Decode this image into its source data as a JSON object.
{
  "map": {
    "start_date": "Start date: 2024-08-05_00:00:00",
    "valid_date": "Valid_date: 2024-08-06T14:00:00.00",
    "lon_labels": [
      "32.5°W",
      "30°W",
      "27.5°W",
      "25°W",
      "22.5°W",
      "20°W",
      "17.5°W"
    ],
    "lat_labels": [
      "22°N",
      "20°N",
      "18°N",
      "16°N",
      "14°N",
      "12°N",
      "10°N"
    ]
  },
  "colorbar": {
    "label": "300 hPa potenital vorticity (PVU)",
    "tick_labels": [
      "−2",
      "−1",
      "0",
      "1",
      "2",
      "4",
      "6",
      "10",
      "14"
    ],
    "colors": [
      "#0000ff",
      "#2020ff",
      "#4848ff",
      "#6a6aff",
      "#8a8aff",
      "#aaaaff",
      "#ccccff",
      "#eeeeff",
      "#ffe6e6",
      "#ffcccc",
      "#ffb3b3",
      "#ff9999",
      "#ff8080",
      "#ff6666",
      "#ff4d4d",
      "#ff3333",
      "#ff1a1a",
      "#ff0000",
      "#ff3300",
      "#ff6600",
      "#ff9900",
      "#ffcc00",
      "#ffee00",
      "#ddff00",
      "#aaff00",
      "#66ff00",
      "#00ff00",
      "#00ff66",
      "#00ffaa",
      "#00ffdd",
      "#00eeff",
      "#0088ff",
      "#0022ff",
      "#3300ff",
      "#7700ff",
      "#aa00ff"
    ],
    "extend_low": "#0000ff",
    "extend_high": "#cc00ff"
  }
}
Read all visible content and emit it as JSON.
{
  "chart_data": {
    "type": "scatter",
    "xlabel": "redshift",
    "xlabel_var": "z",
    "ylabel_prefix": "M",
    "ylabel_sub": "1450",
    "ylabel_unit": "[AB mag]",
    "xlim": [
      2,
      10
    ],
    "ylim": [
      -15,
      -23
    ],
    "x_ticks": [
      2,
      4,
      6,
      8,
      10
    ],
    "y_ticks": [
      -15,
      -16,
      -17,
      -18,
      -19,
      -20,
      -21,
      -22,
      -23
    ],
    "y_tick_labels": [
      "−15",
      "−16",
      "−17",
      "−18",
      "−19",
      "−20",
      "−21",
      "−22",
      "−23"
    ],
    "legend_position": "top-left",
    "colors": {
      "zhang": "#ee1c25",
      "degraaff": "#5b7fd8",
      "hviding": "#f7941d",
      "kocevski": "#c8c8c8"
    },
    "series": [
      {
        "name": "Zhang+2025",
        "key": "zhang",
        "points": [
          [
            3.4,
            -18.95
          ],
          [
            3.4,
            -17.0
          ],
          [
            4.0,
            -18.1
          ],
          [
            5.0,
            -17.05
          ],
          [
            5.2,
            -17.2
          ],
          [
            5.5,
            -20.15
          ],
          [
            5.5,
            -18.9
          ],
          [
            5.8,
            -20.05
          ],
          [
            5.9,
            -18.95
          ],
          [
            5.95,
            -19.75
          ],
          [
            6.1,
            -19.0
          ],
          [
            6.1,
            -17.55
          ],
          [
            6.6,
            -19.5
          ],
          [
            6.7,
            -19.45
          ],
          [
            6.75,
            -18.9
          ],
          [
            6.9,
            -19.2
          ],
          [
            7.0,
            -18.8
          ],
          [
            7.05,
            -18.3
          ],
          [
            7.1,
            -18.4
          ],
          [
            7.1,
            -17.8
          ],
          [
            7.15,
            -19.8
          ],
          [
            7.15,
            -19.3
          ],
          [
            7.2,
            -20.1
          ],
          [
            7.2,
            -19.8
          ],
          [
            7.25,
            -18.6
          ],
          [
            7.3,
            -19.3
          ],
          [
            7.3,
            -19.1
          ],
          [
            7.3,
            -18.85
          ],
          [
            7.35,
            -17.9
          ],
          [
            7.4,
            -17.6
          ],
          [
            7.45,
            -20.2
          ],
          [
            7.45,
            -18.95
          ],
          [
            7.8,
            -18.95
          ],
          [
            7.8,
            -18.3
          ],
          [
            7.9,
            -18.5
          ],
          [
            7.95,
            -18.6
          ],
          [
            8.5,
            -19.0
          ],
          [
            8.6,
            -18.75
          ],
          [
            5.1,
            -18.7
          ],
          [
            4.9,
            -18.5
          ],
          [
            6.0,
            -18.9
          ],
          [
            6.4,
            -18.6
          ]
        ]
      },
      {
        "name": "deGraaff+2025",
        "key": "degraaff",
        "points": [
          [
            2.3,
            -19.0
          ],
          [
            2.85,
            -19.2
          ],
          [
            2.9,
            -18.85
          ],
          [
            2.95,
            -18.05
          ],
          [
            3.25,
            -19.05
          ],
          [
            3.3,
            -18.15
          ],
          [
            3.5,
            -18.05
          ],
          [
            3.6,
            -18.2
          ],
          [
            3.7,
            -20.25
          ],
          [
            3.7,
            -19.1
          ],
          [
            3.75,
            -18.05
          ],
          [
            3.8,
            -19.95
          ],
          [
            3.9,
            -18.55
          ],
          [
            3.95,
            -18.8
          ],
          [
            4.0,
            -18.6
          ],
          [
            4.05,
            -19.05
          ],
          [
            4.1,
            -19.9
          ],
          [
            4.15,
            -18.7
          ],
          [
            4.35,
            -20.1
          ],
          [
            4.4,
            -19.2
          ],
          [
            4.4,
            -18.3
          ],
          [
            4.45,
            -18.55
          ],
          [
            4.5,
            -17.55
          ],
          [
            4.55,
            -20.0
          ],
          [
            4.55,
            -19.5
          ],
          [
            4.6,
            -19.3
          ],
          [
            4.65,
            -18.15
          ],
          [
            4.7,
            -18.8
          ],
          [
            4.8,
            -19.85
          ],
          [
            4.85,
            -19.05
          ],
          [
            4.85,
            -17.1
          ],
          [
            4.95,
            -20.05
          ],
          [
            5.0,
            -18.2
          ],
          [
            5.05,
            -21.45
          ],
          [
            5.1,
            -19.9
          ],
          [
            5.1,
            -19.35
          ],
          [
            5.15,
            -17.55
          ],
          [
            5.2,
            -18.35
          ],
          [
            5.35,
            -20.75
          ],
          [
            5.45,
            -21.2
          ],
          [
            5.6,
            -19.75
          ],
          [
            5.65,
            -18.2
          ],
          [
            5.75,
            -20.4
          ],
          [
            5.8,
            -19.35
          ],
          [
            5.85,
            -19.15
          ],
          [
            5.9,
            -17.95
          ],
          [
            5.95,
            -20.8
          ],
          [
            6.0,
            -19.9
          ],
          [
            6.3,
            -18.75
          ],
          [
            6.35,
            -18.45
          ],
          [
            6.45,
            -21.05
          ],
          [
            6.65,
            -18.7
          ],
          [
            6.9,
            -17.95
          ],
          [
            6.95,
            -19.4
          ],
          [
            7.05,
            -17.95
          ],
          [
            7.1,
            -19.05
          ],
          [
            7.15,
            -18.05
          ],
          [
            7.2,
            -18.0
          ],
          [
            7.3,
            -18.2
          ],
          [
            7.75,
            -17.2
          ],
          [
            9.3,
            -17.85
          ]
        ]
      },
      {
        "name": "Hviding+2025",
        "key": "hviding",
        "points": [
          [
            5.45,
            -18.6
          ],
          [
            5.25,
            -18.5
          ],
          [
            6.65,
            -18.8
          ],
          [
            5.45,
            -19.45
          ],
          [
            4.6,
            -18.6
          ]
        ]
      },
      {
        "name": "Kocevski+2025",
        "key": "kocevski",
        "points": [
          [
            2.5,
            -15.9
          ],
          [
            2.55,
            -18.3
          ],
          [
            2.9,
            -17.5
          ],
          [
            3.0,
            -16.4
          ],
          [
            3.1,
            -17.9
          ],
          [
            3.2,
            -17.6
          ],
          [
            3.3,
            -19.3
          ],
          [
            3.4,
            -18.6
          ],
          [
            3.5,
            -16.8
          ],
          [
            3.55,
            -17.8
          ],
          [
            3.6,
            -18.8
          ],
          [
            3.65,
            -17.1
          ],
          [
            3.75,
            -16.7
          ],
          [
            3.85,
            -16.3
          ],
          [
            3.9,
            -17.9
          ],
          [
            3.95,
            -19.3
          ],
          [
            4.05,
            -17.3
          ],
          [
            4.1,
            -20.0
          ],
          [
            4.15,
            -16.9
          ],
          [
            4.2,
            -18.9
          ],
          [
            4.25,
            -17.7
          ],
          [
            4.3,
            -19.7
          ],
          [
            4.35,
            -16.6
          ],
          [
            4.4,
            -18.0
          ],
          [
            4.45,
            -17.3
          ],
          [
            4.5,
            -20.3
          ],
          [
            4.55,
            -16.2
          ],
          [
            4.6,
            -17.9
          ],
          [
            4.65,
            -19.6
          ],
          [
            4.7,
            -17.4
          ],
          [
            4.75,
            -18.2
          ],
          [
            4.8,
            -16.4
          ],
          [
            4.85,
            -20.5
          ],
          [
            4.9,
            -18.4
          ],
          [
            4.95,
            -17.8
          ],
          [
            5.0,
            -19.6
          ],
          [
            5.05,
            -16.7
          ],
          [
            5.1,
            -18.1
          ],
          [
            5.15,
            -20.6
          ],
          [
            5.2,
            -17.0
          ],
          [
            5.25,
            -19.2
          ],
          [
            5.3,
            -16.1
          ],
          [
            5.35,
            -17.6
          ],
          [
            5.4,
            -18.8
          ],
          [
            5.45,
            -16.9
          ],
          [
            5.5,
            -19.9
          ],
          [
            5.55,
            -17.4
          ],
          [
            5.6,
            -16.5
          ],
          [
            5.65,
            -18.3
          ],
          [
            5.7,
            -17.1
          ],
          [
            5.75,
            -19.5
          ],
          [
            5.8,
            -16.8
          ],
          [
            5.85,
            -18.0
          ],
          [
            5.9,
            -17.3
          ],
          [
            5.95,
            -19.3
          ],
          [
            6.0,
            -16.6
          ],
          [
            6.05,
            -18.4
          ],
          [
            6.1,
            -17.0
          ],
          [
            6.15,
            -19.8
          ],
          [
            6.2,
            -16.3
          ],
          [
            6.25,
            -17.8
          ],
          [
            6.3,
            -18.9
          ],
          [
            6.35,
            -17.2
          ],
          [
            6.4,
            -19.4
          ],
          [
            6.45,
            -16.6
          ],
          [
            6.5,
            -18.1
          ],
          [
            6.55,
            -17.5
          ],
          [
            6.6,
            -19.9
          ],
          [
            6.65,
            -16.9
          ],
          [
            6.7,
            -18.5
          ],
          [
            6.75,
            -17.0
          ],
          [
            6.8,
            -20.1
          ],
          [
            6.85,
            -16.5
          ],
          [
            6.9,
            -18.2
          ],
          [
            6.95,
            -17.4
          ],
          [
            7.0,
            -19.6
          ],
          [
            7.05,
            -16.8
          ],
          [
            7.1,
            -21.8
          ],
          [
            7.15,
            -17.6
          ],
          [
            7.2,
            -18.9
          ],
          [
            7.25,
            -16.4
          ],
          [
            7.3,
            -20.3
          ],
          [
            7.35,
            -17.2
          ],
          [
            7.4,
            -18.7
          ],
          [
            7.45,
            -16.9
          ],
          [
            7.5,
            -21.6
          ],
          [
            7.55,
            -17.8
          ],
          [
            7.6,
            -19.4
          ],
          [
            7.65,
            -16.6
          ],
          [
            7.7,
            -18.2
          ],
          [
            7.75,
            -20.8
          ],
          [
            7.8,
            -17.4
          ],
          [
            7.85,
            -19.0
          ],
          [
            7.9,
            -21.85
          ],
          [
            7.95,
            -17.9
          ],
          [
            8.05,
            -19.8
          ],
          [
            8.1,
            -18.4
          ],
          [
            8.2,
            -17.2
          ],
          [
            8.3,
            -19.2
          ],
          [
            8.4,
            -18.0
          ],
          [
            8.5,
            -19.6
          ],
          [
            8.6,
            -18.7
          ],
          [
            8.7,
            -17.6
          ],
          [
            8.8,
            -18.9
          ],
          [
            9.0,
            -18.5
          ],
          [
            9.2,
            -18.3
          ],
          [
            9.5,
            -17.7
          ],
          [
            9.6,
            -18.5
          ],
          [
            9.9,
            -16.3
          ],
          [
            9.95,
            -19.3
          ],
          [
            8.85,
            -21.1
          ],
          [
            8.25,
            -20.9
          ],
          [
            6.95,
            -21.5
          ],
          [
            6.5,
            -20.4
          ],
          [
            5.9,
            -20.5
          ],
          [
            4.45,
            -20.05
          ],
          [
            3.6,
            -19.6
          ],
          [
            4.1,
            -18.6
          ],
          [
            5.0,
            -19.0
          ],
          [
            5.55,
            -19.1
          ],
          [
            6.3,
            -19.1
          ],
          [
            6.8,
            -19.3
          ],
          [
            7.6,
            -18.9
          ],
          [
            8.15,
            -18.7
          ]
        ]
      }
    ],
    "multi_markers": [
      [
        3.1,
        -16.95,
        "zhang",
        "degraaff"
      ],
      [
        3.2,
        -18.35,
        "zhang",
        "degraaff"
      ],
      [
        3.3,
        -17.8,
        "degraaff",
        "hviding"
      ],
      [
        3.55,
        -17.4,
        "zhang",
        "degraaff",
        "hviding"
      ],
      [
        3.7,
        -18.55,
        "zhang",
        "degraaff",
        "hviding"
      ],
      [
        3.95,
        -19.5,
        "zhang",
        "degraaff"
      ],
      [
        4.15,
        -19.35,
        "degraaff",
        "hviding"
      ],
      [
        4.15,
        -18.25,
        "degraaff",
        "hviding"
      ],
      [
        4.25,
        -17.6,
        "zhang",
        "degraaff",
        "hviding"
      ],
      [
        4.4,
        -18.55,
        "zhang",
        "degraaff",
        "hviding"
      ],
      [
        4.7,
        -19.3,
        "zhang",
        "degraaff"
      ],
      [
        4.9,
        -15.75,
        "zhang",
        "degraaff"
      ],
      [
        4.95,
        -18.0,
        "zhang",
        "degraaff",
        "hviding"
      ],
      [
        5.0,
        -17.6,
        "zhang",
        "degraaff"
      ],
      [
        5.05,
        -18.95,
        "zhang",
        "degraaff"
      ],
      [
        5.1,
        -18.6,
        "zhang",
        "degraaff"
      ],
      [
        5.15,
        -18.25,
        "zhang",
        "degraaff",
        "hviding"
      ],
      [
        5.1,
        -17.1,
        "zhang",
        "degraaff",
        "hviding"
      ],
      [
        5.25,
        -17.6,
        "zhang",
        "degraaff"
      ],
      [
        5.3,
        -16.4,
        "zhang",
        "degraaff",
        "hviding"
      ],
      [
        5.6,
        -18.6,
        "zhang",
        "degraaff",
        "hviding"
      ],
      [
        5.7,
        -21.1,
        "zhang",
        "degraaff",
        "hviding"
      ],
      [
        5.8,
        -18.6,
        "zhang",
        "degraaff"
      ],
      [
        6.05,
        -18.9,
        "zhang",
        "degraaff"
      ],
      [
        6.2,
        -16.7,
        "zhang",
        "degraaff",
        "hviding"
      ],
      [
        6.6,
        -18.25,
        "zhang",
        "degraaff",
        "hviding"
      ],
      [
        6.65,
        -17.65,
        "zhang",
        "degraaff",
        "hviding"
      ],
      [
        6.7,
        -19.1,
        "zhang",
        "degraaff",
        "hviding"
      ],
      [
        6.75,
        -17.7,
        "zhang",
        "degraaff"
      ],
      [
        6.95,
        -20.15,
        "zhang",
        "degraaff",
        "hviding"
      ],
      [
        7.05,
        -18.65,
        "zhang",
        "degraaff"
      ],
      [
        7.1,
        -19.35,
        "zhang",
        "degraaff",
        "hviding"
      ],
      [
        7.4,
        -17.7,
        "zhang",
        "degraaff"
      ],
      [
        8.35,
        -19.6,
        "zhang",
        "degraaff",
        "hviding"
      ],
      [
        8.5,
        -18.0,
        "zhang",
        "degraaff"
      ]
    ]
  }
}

━━━━

> STATED PROBLEM
Find every line in the records above that contains the word "name", and copy each one.

> THE REPLY
        "name": "Zhang+2025",
        "name": "deGraaff+2025",
        "name": "Hviding+2025",
        "name": "Kocevski+2025",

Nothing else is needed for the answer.